**GIVEN PROBLEM**
In the records below, count every line containing "ylabel". Reply with the number only.

## Begin ENTRIES SUPPLIED

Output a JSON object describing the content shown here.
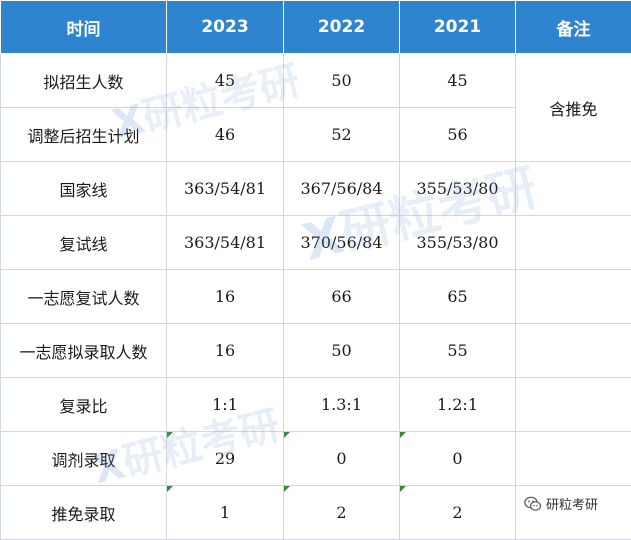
{
  "header": [
    "时间",
    "2023",
    "2022",
    "2021",
    "备注"
  ],
  "rows": [
    {
      "label": "拟招生人数",
      "y2023": "45",
      "y2022": "50",
      "y2021": "45"
    },
    {
      "label": "调整后招生计划",
      "y2023": "46",
      "y2022": "52",
      "y2021": "56"
    },
    {
      "label": "国家线",
      "y2023": "363/54/81",
      "y2022": "367/56/84",
      "y2021": "355/53/80"
    },
    {
      "label": "复试线",
      "y2023": "363/54/81",
      "y2022": "370/56/84",
      "y2021": "355/53/80"
    },
    {
      "label": "一志愿复试人数",
      "y2023": "16",
      "y2022": "66",
      "y2021": "65"
    },
    {
      "label": "一志愿拟录取人数",
      "y2023": "16",
      "y2022": "50",
      "y2021": "55"
    },
    {
      "label": "复录比",
      "y2023": "1:1",
      "y2022": "1.3:1",
      "y2021": "1.2:1"
    },
    {
      "label": "调剂录取",
      "y2023": "29",
      "y2022": "0",
      "y2021": "0"
    },
    {
      "label": "推免录取",
      "y2023": "1",
      "y2022": "2",
      "y2021": "2"
    }
  ],
  "note_merged": "含推免",
  "watermark": {
    "text": "研粒考研",
    "mark": "X"
  },
  "source_badge": "研粒考研",
  "colors": {
    "header_bg": "#2e84cf",
    "header_text": "#ffffff",
    "grid": "#cfd8e2",
    "watermark": "#a0b8dc"
  }
}
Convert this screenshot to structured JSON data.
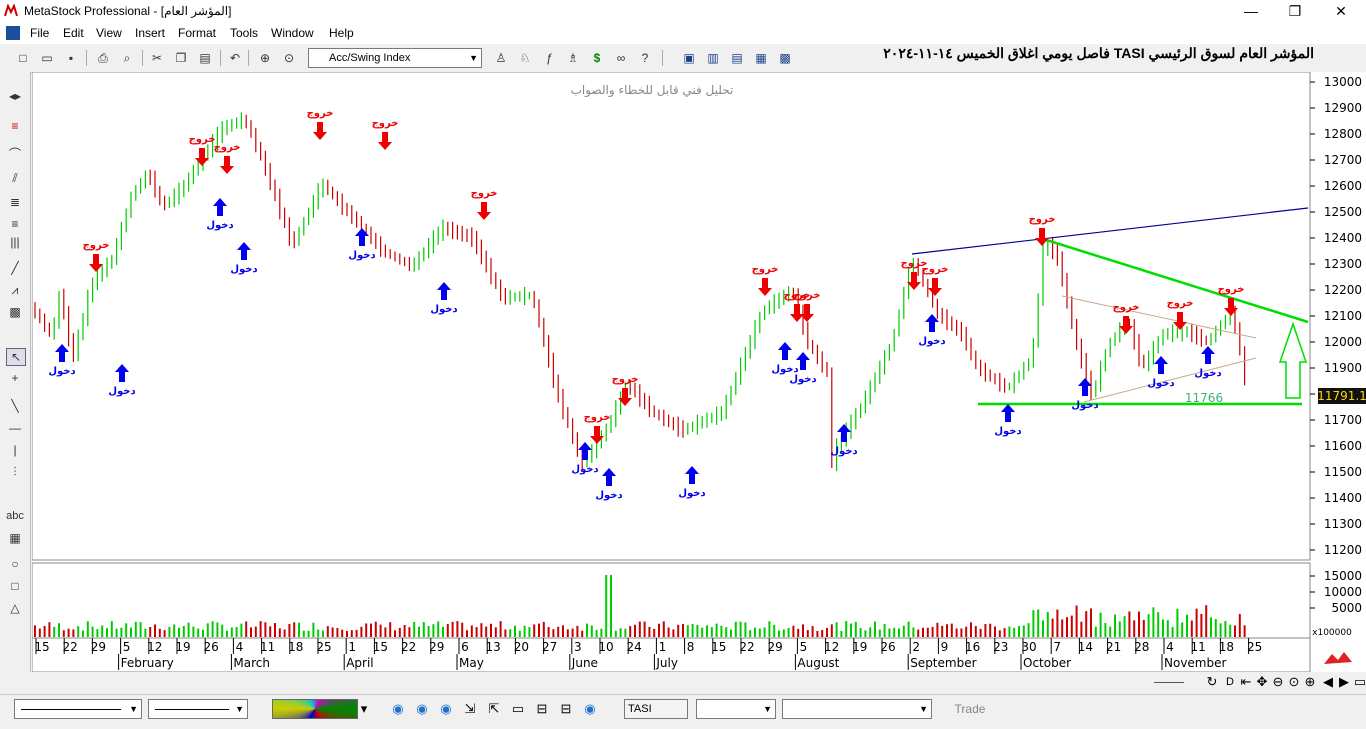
{
  "window": {
    "title": "MetaStock Professional - [المؤشر العام]",
    "controls": [
      "—",
      "❐",
      "✕"
    ]
  },
  "menu": [
    "File",
    "Edit",
    "View",
    "Insert",
    "Format",
    "Tools",
    "Window",
    "Help"
  ],
  "mdi_controls": [
    "_",
    "❐",
    "✕"
  ],
  "toolbar": {
    "indicator_select": "Acc/Swing Index"
  },
  "chart": {
    "title": "المؤشر العام لسوق الرئيسي TASI فاصل يومي اغلاق الخميس ١٤-١١-٢٠٢٤",
    "subtitle": "تحليل فني قابل للخطاء والصواب",
    "last_price": "11791.1",
    "support_label": "11766",
    "entry_label": "دخول",
    "exit_label": "خروج",
    "volume_multiplier": "x100000"
  },
  "chart_data": {
    "type": "bar",
    "price_axis": {
      "min": 11200,
      "max": 13000,
      "ticks": [
        13000,
        12900,
        12800,
        12700,
        12600,
        12500,
        12400,
        12300,
        12200,
        12100,
        12000,
        11900,
        11800,
        11700,
        11600,
        11500,
        11400,
        11300,
        11200
      ]
    },
    "volume_axis": {
      "ticks": [
        15000,
        10000,
        5000
      ]
    },
    "date_axis": {
      "days": [
        "15",
        "22",
        "29",
        "5",
        "12",
        "19",
        "26",
        "4",
        "11",
        "18",
        "25",
        "1",
        "15",
        "22",
        "29",
        "6",
        "13",
        "20",
        "27",
        "3",
        "10",
        "24",
        "1",
        "8",
        "15",
        "22",
        "29",
        "5",
        "12",
        "19",
        "26",
        "2",
        "9",
        "16",
        "23",
        "30",
        "7",
        "14",
        "21",
        "28",
        "4",
        "11",
        "18",
        "25"
      ],
      "months": [
        "February",
        "March",
        "April",
        "May",
        "June",
        "July",
        "August",
        "September",
        "October",
        "November"
      ]
    },
    "support_level": 11766,
    "last_close": 11791.1
  },
  "statusbar": {
    "symbol": "TASI",
    "trade_label": "Trade"
  },
  "colors": {
    "up": "#00cc00",
    "down": "#cc0000",
    "entry": "#0000ee",
    "exit": "#ee0000",
    "trend": "#00dd00",
    "channel": "#000099"
  }
}
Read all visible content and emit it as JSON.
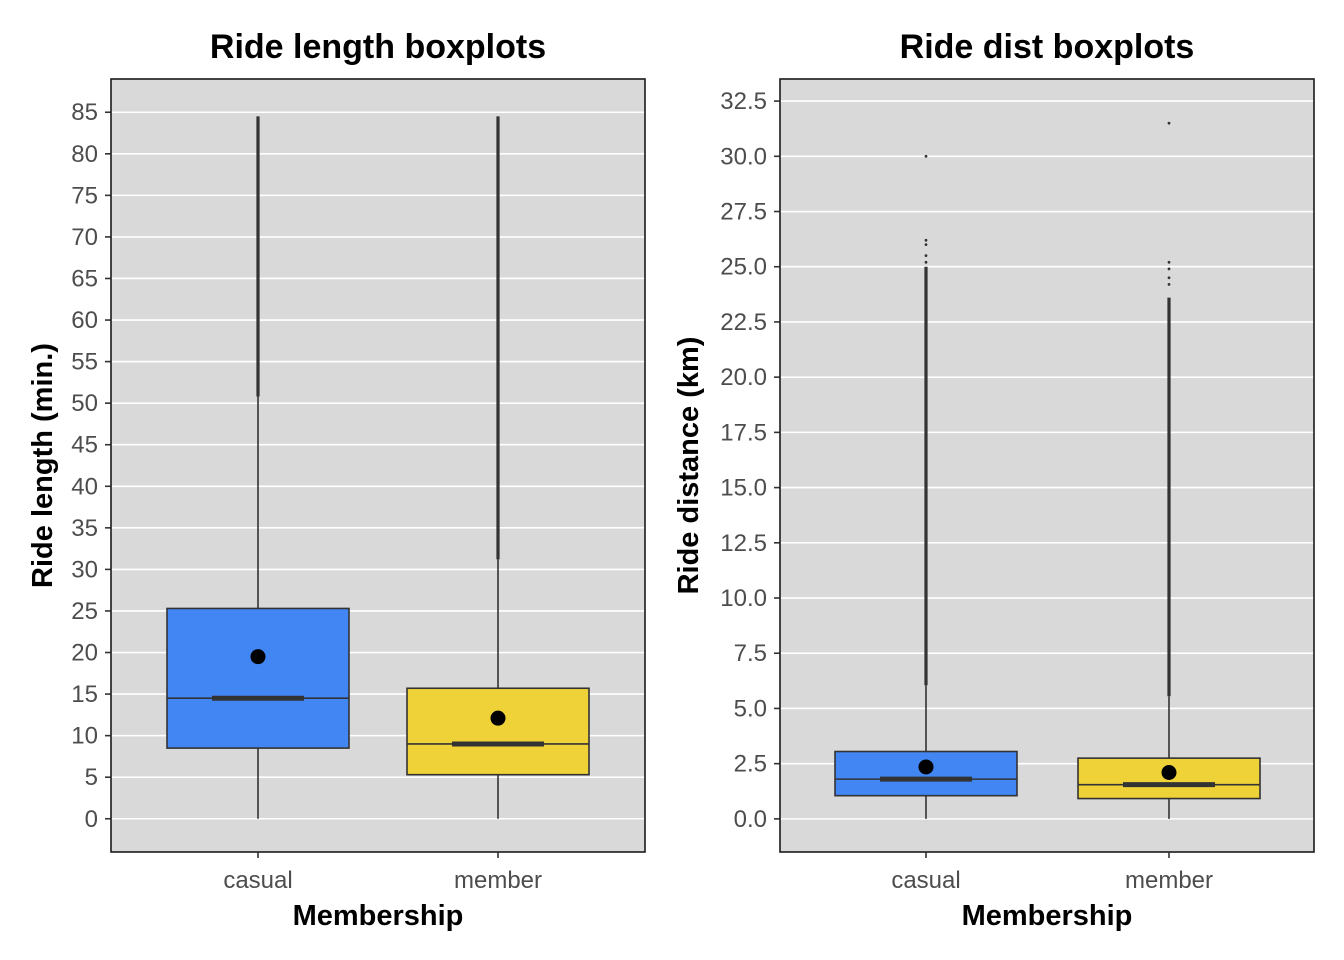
{
  "chart_data": [
    {
      "type": "boxplot",
      "title": "Ride length boxplots",
      "xlabel": "Membership",
      "ylabel": "Ride length (min.)",
      "categories": [
        "casual",
        "member"
      ],
      "y_ticks": [
        "0",
        "5",
        "10",
        "15",
        "20",
        "25",
        "30",
        "35",
        "40",
        "45",
        "50",
        "55",
        "60",
        "65",
        "70",
        "75",
        "80",
        "85"
      ],
      "ylim": [
        -4,
        89
      ],
      "grid": true,
      "boxes": [
        {
          "category": "casual",
          "min": 0,
          "q1": 8.5,
          "median": 14.5,
          "q3": 25.3,
          "whisker_high": 50.8,
          "outlier_max": 84.5,
          "mean": 19.5,
          "color": "#4286f4"
        },
        {
          "category": "member",
          "min": 0,
          "q1": 5.3,
          "median": 9.0,
          "q3": 15.7,
          "whisker_high": 31.2,
          "outlier_max": 84.5,
          "mean": 12.1,
          "color": "#eed238"
        }
      ]
    },
    {
      "type": "boxplot",
      "title": "Ride dist boxplots",
      "xlabel": "Membership",
      "ylabel": "Ride distance (km)",
      "categories": [
        "casual",
        "member"
      ],
      "y_ticks": [
        "0.0",
        "2.5",
        "5.0",
        "7.5",
        "10.0",
        "12.5",
        "15.0",
        "17.5",
        "20.0",
        "22.5",
        "25.0",
        "27.5",
        "30.0",
        "32.5"
      ],
      "ylim": [
        -1.5,
        33.5
      ],
      "grid": true,
      "boxes": [
        {
          "category": "casual",
          "min": 0,
          "q1": 1.05,
          "median": 1.8,
          "q3": 3.05,
          "whisker_high": 6.05,
          "dense_outliers_to": 25.0,
          "outliers": [
            25.2,
            25.5,
            26.0,
            26.2,
            30.0
          ],
          "mean": 2.35,
          "color": "#4286f4"
        },
        {
          "category": "member",
          "min": 0,
          "q1": 0.92,
          "median": 1.55,
          "q3": 2.75,
          "whisker_high": 5.55,
          "dense_outliers_to": 23.6,
          "outliers": [
            24.2,
            24.5,
            24.9,
            25.2,
            31.5
          ],
          "mean": 2.1,
          "color": "#eed238"
        }
      ]
    }
  ]
}
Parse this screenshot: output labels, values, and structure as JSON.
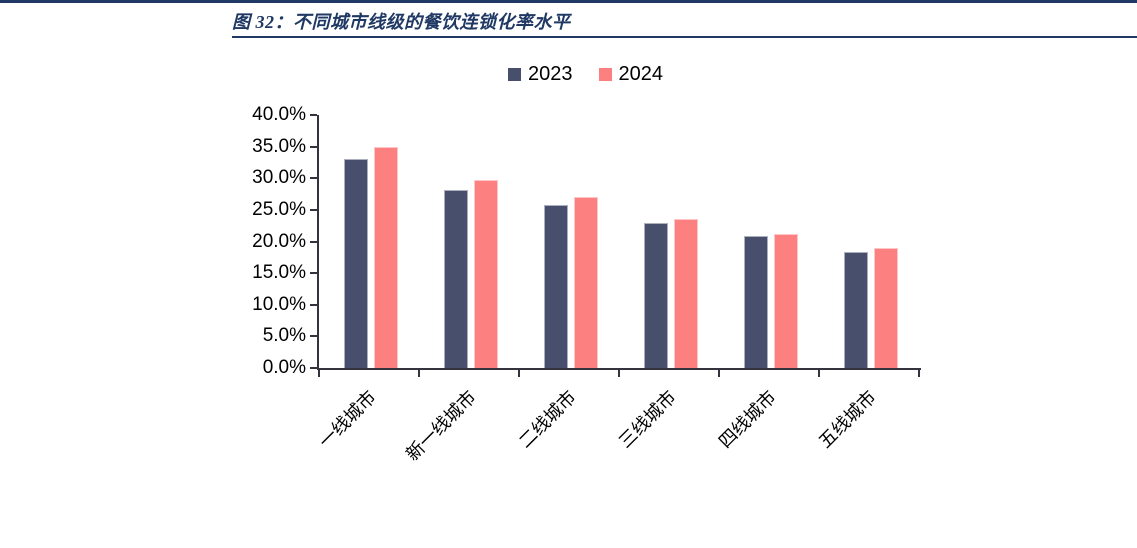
{
  "page": {
    "background": "#ffffff",
    "accent_color": "#1f3864"
  },
  "figure": {
    "title": "图 32：不同城市线级的餐饮连锁化率水平"
  },
  "chart_data": {
    "type": "bar",
    "title": "不同城市线级的餐饮连锁化率水平",
    "figure_label": "图 32",
    "categories": [
      "一线城市",
      "新一线城市",
      "二线城市",
      "三线城市",
      "四线城市",
      "五线城市"
    ],
    "series": [
      {
        "name": "2023",
        "color": "#474f6d",
        "values": [
          33.0,
          28.2,
          25.8,
          23.0,
          20.8,
          18.4
        ]
      },
      {
        "name": "2024",
        "color": "#fc8080",
        "values": [
          35.0,
          29.7,
          27.1,
          23.6,
          21.2,
          18.9
        ]
      }
    ],
    "ylim": [
      0,
      40
    ],
    "ytick_step": 5,
    "yticks": [
      "0.0%",
      "5.0%",
      "10.0%",
      "15.0%",
      "20.0%",
      "25.0%",
      "30.0%",
      "35.0%",
      "40.0%"
    ],
    "xlabel": "",
    "ylabel": "",
    "legend_position": "top-center",
    "grid": false,
    "axis_color": "#33333d",
    "x_label_rotation_deg": -45
  }
}
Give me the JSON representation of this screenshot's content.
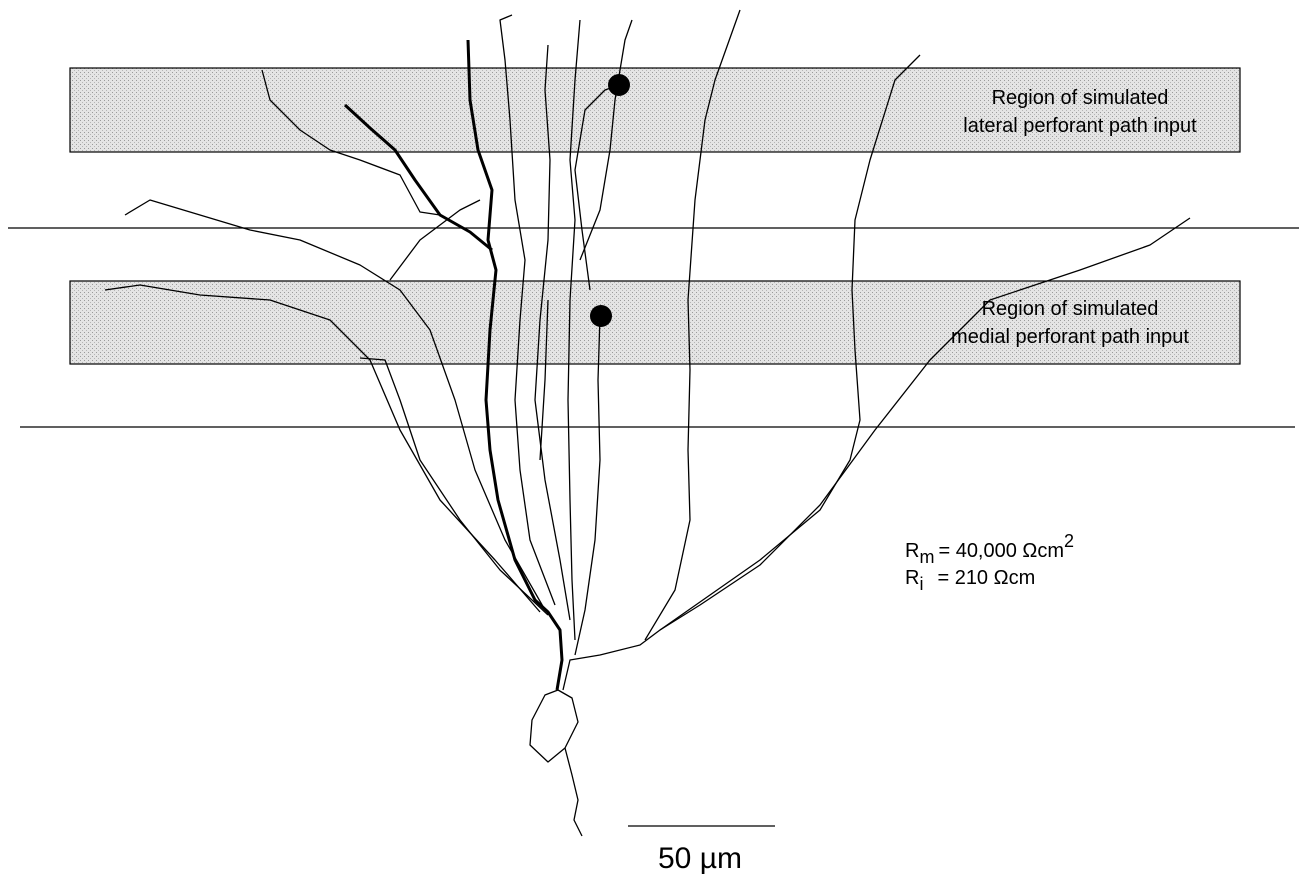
{
  "regions": [
    {
      "label_lines": [
        "Region of simulated",
        "lateral perforant path input"
      ]
    },
    {
      "label_lines": [
        "Region of simulated",
        "medial perforant path input"
      ]
    }
  ],
  "parameters": [
    {
      "symbol": "R",
      "subscript": "m",
      "value": "= 40,000 Ωcm",
      "superscript": "2"
    },
    {
      "symbol": "R",
      "subscript": "i",
      "value": "= 210 Ωcm"
    }
  ],
  "scale_bar": {
    "label": "50 µm"
  }
}
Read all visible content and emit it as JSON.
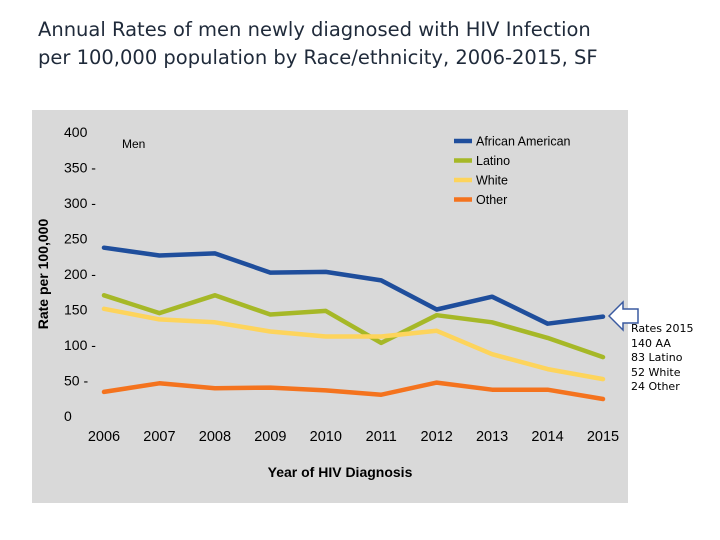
{
  "title": {
    "line1": "Annual Rates of men newly diagnosed with HIV Infection",
    "line2": "per 100,000 population by Race/ethnicity, 2006-2015, SF"
  },
  "annotation": {
    "lines": [
      "Rates 2015",
      "140 AA",
      "83 Latino",
      "52 White",
      "24 Other"
    ]
  },
  "chart_data": {
    "type": "line",
    "subtitle": "Men",
    "xlabel": "Year of HIV Diagnosis",
    "ylabel": "Rate per 100,000",
    "ylim": [
      0,
      400
    ],
    "yticks": [
      0,
      50,
      100,
      150,
      200,
      250,
      300,
      350,
      400
    ],
    "ytick_labels": [
      "0",
      "50  -",
      "100  -",
      "150",
      "200  -",
      "250",
      "300  -",
      "350  -",
      "400"
    ],
    "x": [
      "2006",
      "2007",
      "2008",
      "2009",
      "2010",
      "2011",
      "2012",
      "2013",
      "2014",
      "2015"
    ],
    "grid": false,
    "legend_position": "top-right",
    "series": [
      {
        "name": "African American",
        "color": "#1f4e9c",
        "values": [
          237,
          226,
          229,
          202,
          203,
          191,
          150,
          168,
          130,
          140
        ]
      },
      {
        "name": "Latino",
        "color": "#a6b827",
        "values": [
          170,
          145,
          170,
          143,
          148,
          103,
          142,
          132,
          110,
          83
        ]
      },
      {
        "name": "White",
        "color": "#fdd45c",
        "values": [
          151,
          136,
          132,
          119,
          112,
          112,
          120,
          87,
          66,
          52
        ]
      },
      {
        "name": "Other",
        "color": "#f4731e",
        "values": [
          34,
          46,
          39,
          40,
          36,
          30,
          47,
          37,
          37,
          24
        ]
      }
    ]
  }
}
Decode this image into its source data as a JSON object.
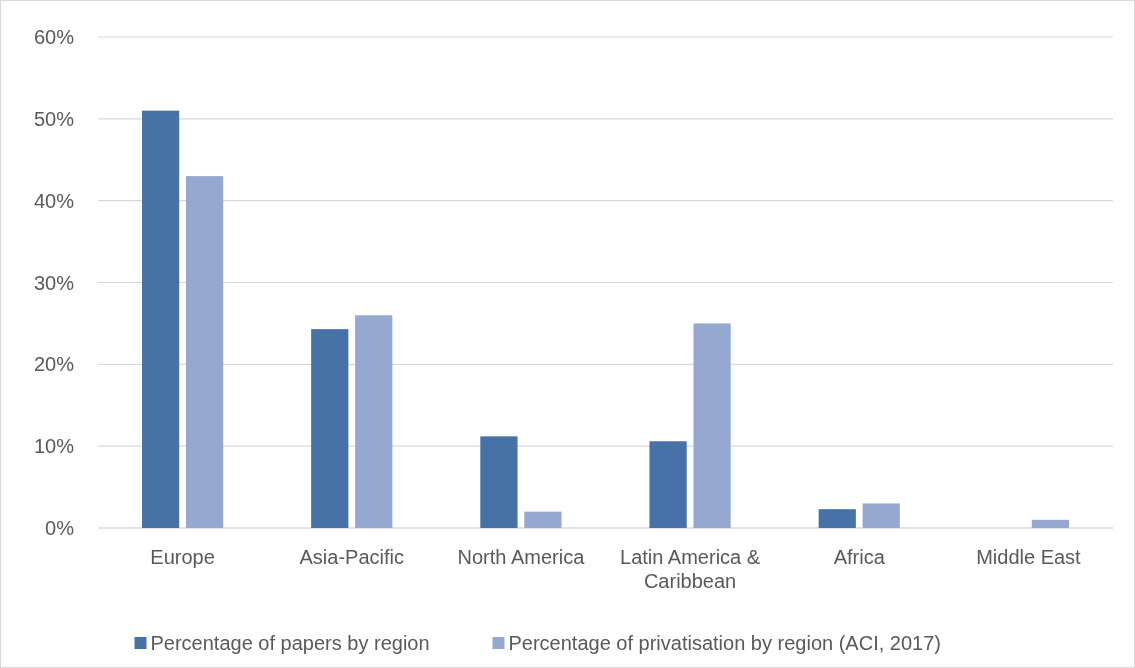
{
  "chart_data": {
    "type": "bar",
    "categories": [
      "Europe",
      "Asia-Pacific",
      "North America",
      "Latin America & Caribbean",
      "Africa",
      "Middle East"
    ],
    "series": [
      {
        "name": "Percentage of papers by region",
        "color": "#4672a7",
        "values": [
          51,
          24.3,
          11.2,
          10.6,
          2.3,
          0
        ]
      },
      {
        "name": "Percentage of privatisation by region (ACI, 2017)",
        "color": "#95a9d0",
        "values": [
          43,
          26,
          2,
          25,
          3,
          1
        ]
      }
    ],
    "ylim": [
      0,
      60
    ],
    "yticks": [
      {
        "value": 0,
        "label": "0%"
      },
      {
        "value": 10,
        "label": "10%"
      },
      {
        "value": 20,
        "label": "20%"
      },
      {
        "value": 30,
        "label": "30%"
      },
      {
        "value": 40,
        "label": "40%"
      },
      {
        "value": 50,
        "label": "50%"
      },
      {
        "value": 60,
        "label": "60%"
      }
    ],
    "grid": "y",
    "legend": "bottom"
  }
}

## End ENTRIES SUPPLIED

**RESPONSE TO THIS EXERCISE**
4